## Description of the task
Pull every line containing "Tolerance" from the entries.

## Data listing

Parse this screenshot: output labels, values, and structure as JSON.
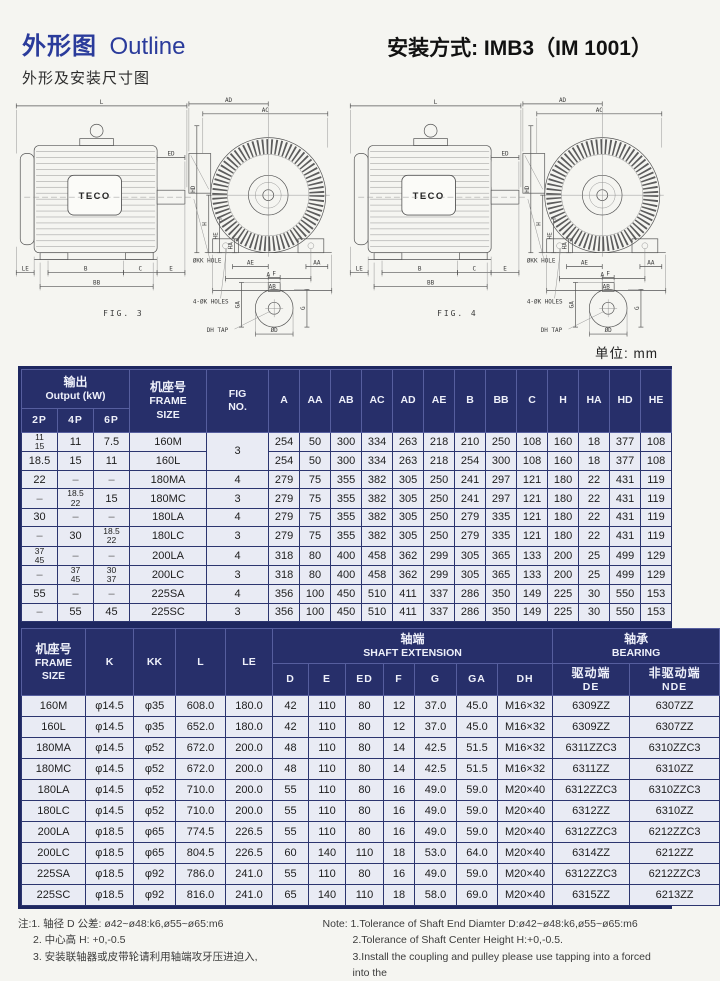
{
  "header": {
    "title_zh": "外形图",
    "title_en": "Outline",
    "subtitle": "外形及安装尺寸图",
    "mount_title": "安装方式: IMB3（IM 1001）",
    "unit_label": "单位: mm"
  },
  "figures": {
    "fig3_caption": "FIG. 3",
    "fig4_caption": "FIG. 4",
    "labels": {
      "brand": "TECO",
      "L": "L",
      "ED": "ED",
      "E": "E",
      "LE": "LE",
      "B": "B",
      "C": "C",
      "BB": "BB",
      "AD": "AD",
      "AC": "AC",
      "HD": "HD",
      "H": "H",
      "HE": "HE",
      "HA": "HA",
      "AE": "AE",
      "AA": "AA",
      "A": "A",
      "AB": "AB",
      "kk_hole": "ØKK HOLE",
      "k_holes": "4-ØK HOLES",
      "F": "F",
      "GA": "GA",
      "G": "G",
      "dh_tap": "DH TAP",
      "dia_d": "ØD"
    }
  },
  "table1": {
    "header": {
      "output_zh": "输出",
      "output_en": "Output (kW)",
      "poles": [
        "2P",
        "4P",
        "6P"
      ],
      "frame_zh": "机座号",
      "frame_en1": "FRAME",
      "frame_en2": "SIZE",
      "fig1": "FIG",
      "fig2": "NO.",
      "dims": [
        "A",
        "AA",
        "AB",
        "AC",
        "AD",
        "AE",
        "B",
        "BB",
        "C",
        "H",
        "HA",
        "HD",
        "HE"
      ]
    },
    "rows": [
      {
        "out": [
          "11\n15",
          "11",
          "7.5"
        ],
        "frame": "160M",
        "fig": "3",
        "figspan": 2,
        "dims": [
          "254",
          "50",
          "300",
          "334",
          "263",
          "218",
          "210",
          "250",
          "108",
          "160",
          "18",
          "377",
          "108"
        ]
      },
      {
        "out": [
          "18.5",
          "15",
          "11"
        ],
        "frame": "160L",
        "fig": null,
        "dims": [
          "254",
          "50",
          "300",
          "334",
          "263",
          "218",
          "254",
          "300",
          "108",
          "160",
          "18",
          "377",
          "108"
        ]
      },
      {
        "out": [
          "22",
          "–",
          "–"
        ],
        "frame": "180MA",
        "fig": "4",
        "dims": [
          "279",
          "75",
          "355",
          "382",
          "305",
          "250",
          "241",
          "297",
          "121",
          "180",
          "22",
          "431",
          "119"
        ]
      },
      {
        "out": [
          "–",
          "18.5\n22",
          "15"
        ],
        "frame": "180MC",
        "fig": "3",
        "dims": [
          "279",
          "75",
          "355",
          "382",
          "305",
          "250",
          "241",
          "297",
          "121",
          "180",
          "22",
          "431",
          "119"
        ]
      },
      {
        "out": [
          "30",
          "–",
          "–"
        ],
        "frame": "180LA",
        "fig": "4",
        "dims": [
          "279",
          "75",
          "355",
          "382",
          "305",
          "250",
          "279",
          "335",
          "121",
          "180",
          "22",
          "431",
          "119"
        ]
      },
      {
        "out": [
          "–",
          "30",
          "18.5\n22"
        ],
        "frame": "180LC",
        "fig": "3",
        "dims": [
          "279",
          "75",
          "355",
          "382",
          "305",
          "250",
          "279",
          "335",
          "121",
          "180",
          "22",
          "431",
          "119"
        ]
      },
      {
        "out": [
          "37\n45",
          "–",
          "–"
        ],
        "frame": "200LA",
        "fig": "4",
        "dims": [
          "318",
          "80",
          "400",
          "458",
          "362",
          "299",
          "305",
          "365",
          "133",
          "200",
          "25",
          "499",
          "129"
        ]
      },
      {
        "out": [
          "–",
          "37\n45",
          "30\n37"
        ],
        "frame": "200LC",
        "fig": "3",
        "dims": [
          "318",
          "80",
          "400",
          "458",
          "362",
          "299",
          "305",
          "365",
          "133",
          "200",
          "25",
          "499",
          "129"
        ]
      },
      {
        "out": [
          "55",
          "–",
          "–"
        ],
        "frame": "225SA",
        "fig": "4",
        "dims": [
          "356",
          "100",
          "450",
          "510",
          "411",
          "337",
          "286",
          "350",
          "149",
          "225",
          "30",
          "550",
          "153"
        ]
      },
      {
        "out": [
          "–",
          "55",
          "45"
        ],
        "frame": "225SC",
        "fig": "3",
        "dims": [
          "356",
          "100",
          "450",
          "510",
          "411",
          "337",
          "286",
          "350",
          "149",
          "225",
          "30",
          "550",
          "153"
        ]
      }
    ]
  },
  "table2": {
    "header": {
      "frame_zh": "机座号",
      "frame_en1": "FRAME",
      "frame_en2": "SIZE",
      "k": "K",
      "kk": "KK",
      "l": "L",
      "le": "LE",
      "shaft_zh": "轴端",
      "shaft_en": "SHAFT  EXTENSION",
      "shaft_dims": [
        "D",
        "E",
        "ED",
        "F",
        "G",
        "GA",
        "DH"
      ],
      "bearing_zh": "轴承",
      "bearing_en": "BEARING",
      "de_zh": "驱动端",
      "de_en": "DE",
      "nde_zh": "非驱动端",
      "nde_en": "NDE"
    },
    "rows": [
      {
        "frame": "160M",
        "vals": [
          "φ14.5",
          "φ35",
          "608.0",
          "180.0",
          "42",
          "110",
          "80",
          "12",
          "37.0",
          "45.0",
          "M16×32",
          "6309ZZ",
          "6307ZZ"
        ]
      },
      {
        "frame": "160L",
        "vals": [
          "φ14.5",
          "φ35",
          "652.0",
          "180.0",
          "42",
          "110",
          "80",
          "12",
          "37.0",
          "45.0",
          "M16×32",
          "6309ZZ",
          "6307ZZ"
        ]
      },
      {
        "frame": "180MA",
        "vals": [
          "φ14.5",
          "φ52",
          "672.0",
          "200.0",
          "48",
          "110",
          "80",
          "14",
          "42.5",
          "51.5",
          "M16×32",
          "6311ZZC3",
          "6310ZZC3"
        ]
      },
      {
        "frame": "180MC",
        "vals": [
          "φ14.5",
          "φ52",
          "672.0",
          "200.0",
          "48",
          "110",
          "80",
          "14",
          "42.5",
          "51.5",
          "M16×32",
          "6311ZZ",
          "6310ZZ"
        ]
      },
      {
        "frame": "180LA",
        "vals": [
          "φ14.5",
          "φ52",
          "710.0",
          "200.0",
          "55",
          "110",
          "80",
          "16",
          "49.0",
          "59.0",
          "M20×40",
          "6312ZZC3",
          "6310ZZC3"
        ]
      },
      {
        "frame": "180LC",
        "vals": [
          "φ14.5",
          "φ52",
          "710.0",
          "200.0",
          "55",
          "110",
          "80",
          "16",
          "49.0",
          "59.0",
          "M20×40",
          "6312ZZ",
          "6310ZZ"
        ]
      },
      {
        "frame": "200LA",
        "vals": [
          "φ18.5",
          "φ65",
          "774.5",
          "226.5",
          "55",
          "110",
          "80",
          "16",
          "49.0",
          "59.0",
          "M20×40",
          "6312ZZC3",
          "6212ZZC3"
        ]
      },
      {
        "frame": "200LC",
        "vals": [
          "φ18.5",
          "φ65",
          "804.5",
          "226.5",
          "60",
          "140",
          "110",
          "18",
          "53.0",
          "64.0",
          "M20×40",
          "6314ZZ",
          "6212ZZ"
        ]
      },
      {
        "frame": "225SA",
        "vals": [
          "φ18.5",
          "φ92",
          "786.0",
          "241.0",
          "55",
          "110",
          "80",
          "16",
          "49.0",
          "59.0",
          "M20×40",
          "6312ZZC3",
          "6212ZZC3"
        ]
      },
      {
        "frame": "225SC",
        "vals": [
          "φ18.5",
          "φ92",
          "816.0",
          "241.0",
          "65",
          "140",
          "110",
          "18",
          "58.0",
          "69.0",
          "M20×40",
          "6315ZZ",
          "6213ZZ"
        ]
      }
    ]
  },
  "notes": {
    "zh": [
      "注:1. 轴径 D 公差: ø42~ø48:k6,ø55~ø65:m6",
      "2. 中心高 H: +0,-0.5",
      "3. 安装联轴器或皮带轮请利用轴端攻牙压进迫入,"
    ],
    "en": [
      "Note: 1.Tolerance of Shaft End Diamter D:ø42~ø48:k6,ø55~ø65:m6",
      "2.Tolerance of Shaft Center Height H:+0,-0.5.",
      "3.Install the coupling and pulley please use tapping into a forced into the"
    ]
  }
}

## Finished answer
      "Note: 1.Tolerance of Shaft End Diamter D:ø42~ø48:k6,ø55~ø65:m6",
      "2.Tolerance of Shaft Center Height H:+0,-0.5.",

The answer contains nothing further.